Stored records:
━━━━━━━━━━

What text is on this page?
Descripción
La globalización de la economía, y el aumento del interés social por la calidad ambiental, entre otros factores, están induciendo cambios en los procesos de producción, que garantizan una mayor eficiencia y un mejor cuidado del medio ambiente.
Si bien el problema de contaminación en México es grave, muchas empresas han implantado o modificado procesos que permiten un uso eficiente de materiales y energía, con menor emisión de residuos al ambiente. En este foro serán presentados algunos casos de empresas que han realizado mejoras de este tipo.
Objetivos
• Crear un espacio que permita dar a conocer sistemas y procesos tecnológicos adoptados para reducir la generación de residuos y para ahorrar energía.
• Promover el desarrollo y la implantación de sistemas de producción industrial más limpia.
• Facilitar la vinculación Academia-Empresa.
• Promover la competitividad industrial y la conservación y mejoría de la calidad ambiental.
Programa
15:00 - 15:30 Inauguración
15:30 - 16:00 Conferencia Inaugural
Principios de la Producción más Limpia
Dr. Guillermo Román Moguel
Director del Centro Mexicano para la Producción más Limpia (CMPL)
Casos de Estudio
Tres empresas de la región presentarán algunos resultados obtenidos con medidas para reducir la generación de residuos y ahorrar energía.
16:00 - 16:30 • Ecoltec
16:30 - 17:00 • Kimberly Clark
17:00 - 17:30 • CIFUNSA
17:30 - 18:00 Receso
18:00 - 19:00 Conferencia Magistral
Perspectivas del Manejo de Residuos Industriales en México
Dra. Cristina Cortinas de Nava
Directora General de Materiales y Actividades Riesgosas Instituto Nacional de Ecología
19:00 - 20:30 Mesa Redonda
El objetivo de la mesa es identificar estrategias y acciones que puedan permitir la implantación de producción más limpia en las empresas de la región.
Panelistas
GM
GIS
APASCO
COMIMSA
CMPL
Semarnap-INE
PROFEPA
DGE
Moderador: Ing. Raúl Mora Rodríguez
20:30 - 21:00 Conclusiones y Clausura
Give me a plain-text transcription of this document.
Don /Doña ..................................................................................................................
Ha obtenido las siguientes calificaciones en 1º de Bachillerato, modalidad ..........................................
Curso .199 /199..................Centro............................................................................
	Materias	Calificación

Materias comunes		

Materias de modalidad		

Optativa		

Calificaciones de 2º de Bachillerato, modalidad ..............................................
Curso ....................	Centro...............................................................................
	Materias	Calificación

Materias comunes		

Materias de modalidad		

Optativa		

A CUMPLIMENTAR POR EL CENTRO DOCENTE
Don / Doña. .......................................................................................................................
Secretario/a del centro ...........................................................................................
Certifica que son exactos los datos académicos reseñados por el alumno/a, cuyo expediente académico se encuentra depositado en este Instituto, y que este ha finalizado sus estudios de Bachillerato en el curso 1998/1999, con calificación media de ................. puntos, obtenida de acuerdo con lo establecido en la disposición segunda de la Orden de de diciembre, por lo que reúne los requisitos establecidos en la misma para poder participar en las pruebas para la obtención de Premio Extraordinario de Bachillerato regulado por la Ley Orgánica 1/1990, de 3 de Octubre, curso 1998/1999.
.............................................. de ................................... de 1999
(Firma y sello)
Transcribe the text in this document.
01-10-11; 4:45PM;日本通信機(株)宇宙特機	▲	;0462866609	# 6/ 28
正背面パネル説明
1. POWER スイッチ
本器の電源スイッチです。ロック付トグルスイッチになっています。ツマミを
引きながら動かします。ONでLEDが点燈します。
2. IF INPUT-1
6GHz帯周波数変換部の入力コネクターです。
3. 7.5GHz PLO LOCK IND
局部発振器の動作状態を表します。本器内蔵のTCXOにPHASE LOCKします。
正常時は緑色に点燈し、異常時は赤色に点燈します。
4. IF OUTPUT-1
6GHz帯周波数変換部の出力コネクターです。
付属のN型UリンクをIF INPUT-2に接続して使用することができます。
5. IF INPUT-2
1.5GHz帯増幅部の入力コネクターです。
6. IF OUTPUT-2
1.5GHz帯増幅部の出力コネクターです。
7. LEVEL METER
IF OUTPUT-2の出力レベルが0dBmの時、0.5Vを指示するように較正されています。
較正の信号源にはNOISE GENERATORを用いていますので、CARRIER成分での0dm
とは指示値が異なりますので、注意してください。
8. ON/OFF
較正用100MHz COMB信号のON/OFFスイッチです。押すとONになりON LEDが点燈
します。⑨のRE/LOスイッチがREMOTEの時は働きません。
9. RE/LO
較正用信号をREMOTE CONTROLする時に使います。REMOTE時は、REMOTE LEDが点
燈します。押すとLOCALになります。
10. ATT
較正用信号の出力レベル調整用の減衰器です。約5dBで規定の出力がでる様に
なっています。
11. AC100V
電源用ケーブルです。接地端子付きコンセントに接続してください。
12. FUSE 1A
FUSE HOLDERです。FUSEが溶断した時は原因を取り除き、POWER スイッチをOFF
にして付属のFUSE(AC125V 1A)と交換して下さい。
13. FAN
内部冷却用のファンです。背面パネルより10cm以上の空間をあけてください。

━━━━━━━━━━

Instructions to follow:
Extract all of the material exactly as it is written.

Answer to the task:
What text is on this page?
Descripción
La globalización de la economía, y el aumento del interés social por la calidad ambiental, entre otros factores, están induciendo cambios en los procesos de producción, que garantizan una mayor eficiencia y un mejor cuidado del medio ambiente.
Si bien el problema de contaminación en México es grave, muchas empresas han implantado o modificado procesos que permiten un uso eficiente de materiales y energía, con menor emisión de residuos al ambiente. En este foro serán presentados algunos casos de empresas que han realizado mejoras de este tipo.
Objetivos
• Crear un espacio que permita dar a conocer sistemas y procesos tecnológicos adoptados para reducir la generación de residuos y para ahorrar energía.
• Promover el desarrollo y la implantación de sistemas de producción industrial más limpia.
• Facilitar la vinculación Academia-Empresa.
• Promover la competitividad industrial y la conservación y mejoría de la calidad ambiental.
Programa
15:00 - 15:30 Inauguración
15:30 - 16:00 Conferencia Inaugural
Principios de la Producción más Limpia
Dr. Guillermo Román Moguel
Director del Centro Mexicano para la Producción más Limpia (CMPL)
Casos de Estudio
Tres empresas de la región presentarán algunos resultados obtenidos con medidas para reducir la generación de residuos y ahorrar energía.
16:00 - 16:30 • Ecoltec
16:30 - 17:00 • Kimberly Clark
17:00 - 17:30 • CIFUNSA
17:30 - 18:00 Receso
18:00 - 19:00 Conferencia Magistral
Perspectivas del Manejo de Residuos Industriales en México
Dra. Cristina Cortinas de Nava
Directora General de Materiales y Actividades Riesgosas Instituto Nacional de Ecología
19:00 - 20:30 Mesa Redonda
El objetivo de la mesa es identificar estrategias y acciones que puedan permitir la implantación de producción más limpia en las empresas de la región.
Panelistas
GM
GIS
APASCO
COMIMSA
CMPL
Semarnap-INE
PROFEPA
DGE
Moderador: Ing. Raúl Mora Rodríguez
20:30 - 21:00 Conclusiones y Clausura
Give me a plain-text transcription of this document.
Don /Doña ..................................................................................................................
Ha obtenido las siguientes calificaciones en 1º de Bachillerato, modalidad ..........................................
Curso .199 /199..................Centro............................................................................
	Materias	Calificación

Materias comunes		

Materias de modalidad		

Optativa		

Calificaciones de 2º de Bachillerato, modalidad ..............................................
Curso ....................	Centro...............................................................................
	Materias	Calificación

Materias comunes		

Materias de modalidad		

Optativa		

A CUMPLIMENTAR POR EL CENTRO DOCENTE
Don / Doña. .......................................................................................................................
Secretario/a del centro ...........................................................................................
Certifica que son exactos los datos académicos reseñados por el alumno/a, cuyo expediente académico se encuentra depositado en este Instituto, y que este ha finalizado sus estudios de Bachillerato en el curso 1998/1999, con calificación media de ................. puntos, obtenida de acuerdo con lo establecido en la disposición segunda de la Orden de de diciembre, por lo que reúne los requisitos establecidos en la misma para poder participar en las pruebas para la obtención de Premio Extraordinario de Bachillerato regulado por la Ley Orgánica 1/1990, de 3 de Octubre, curso 1998/1999.
.............................................. de ................................... de 1999
(Firma y sello)
Transcribe the text in this document.
01-10-11; 4:45PM;日本通信機(株)宇宙特機	▲	;0462866609	# 6/ 28
正背面パネル説明
1. POWER スイッチ
本器の電源スイッチです。ロック付トグルスイッチになっています。ツマミを
引きながら動かします。ONでLEDが点燈します。
2. IF INPUT-1
6GHz帯周波数変換部の入力コネクターです。
3. 7.5GHz PLO LOCK IND
局部発振器の動作状態を表します。本器内蔵のTCXOにPHASE LOCKします。
正常時は緑色に点燈し、異常時は赤色に点燈します。
4. IF OUTPUT-1
6GHz帯周波数変換部の出力コネクターです。
付属のN型UリンクをIF INPUT-2に接続して使用することができます。
5. IF INPUT-2
1.5GHz帯増幅部の入力コネクターです。
6. IF OUTPUT-2
1.5GHz帯増幅部の出力コネクターです。
7. LEVEL METER
IF OUTPUT-2の出力レベルが0dBmの時、0.5Vを指示するように較正されています。
較正の信号源にはNOISE GENERATORを用いていますので、CARRIER成分での0dm
とは指示値が異なりますので、注意してください。
8. ON/OFF
較正用100MHz COMB信号のON/OFFスイッチです。押すとONになりON LEDが点燈
します。⑨のRE/LOスイッチがREMOTEの時は働きません。
9. RE/LO
較正用信号をREMOTE CONTROLする時に使います。REMOTE時は、REMOTE LEDが点
燈します。押すとLOCALになります。
10. ATT
較正用信号の出力レベル調整用の減衰器です。約5dBで規定の出力がでる様に
なっています。
11. AC100V
電源用ケーブルです。接地端子付きコンセントに接続してください。
12. FUSE 1A
FUSE HOLDERです。FUSEが溶断した時は原因を取り除き、POWER スイッチをOFF
にして付属のFUSE(AC125V 1A)と交換して下さい。
13. FAN
内部冷却用のファンです。背面パネルより10cm以上の空間をあけてください。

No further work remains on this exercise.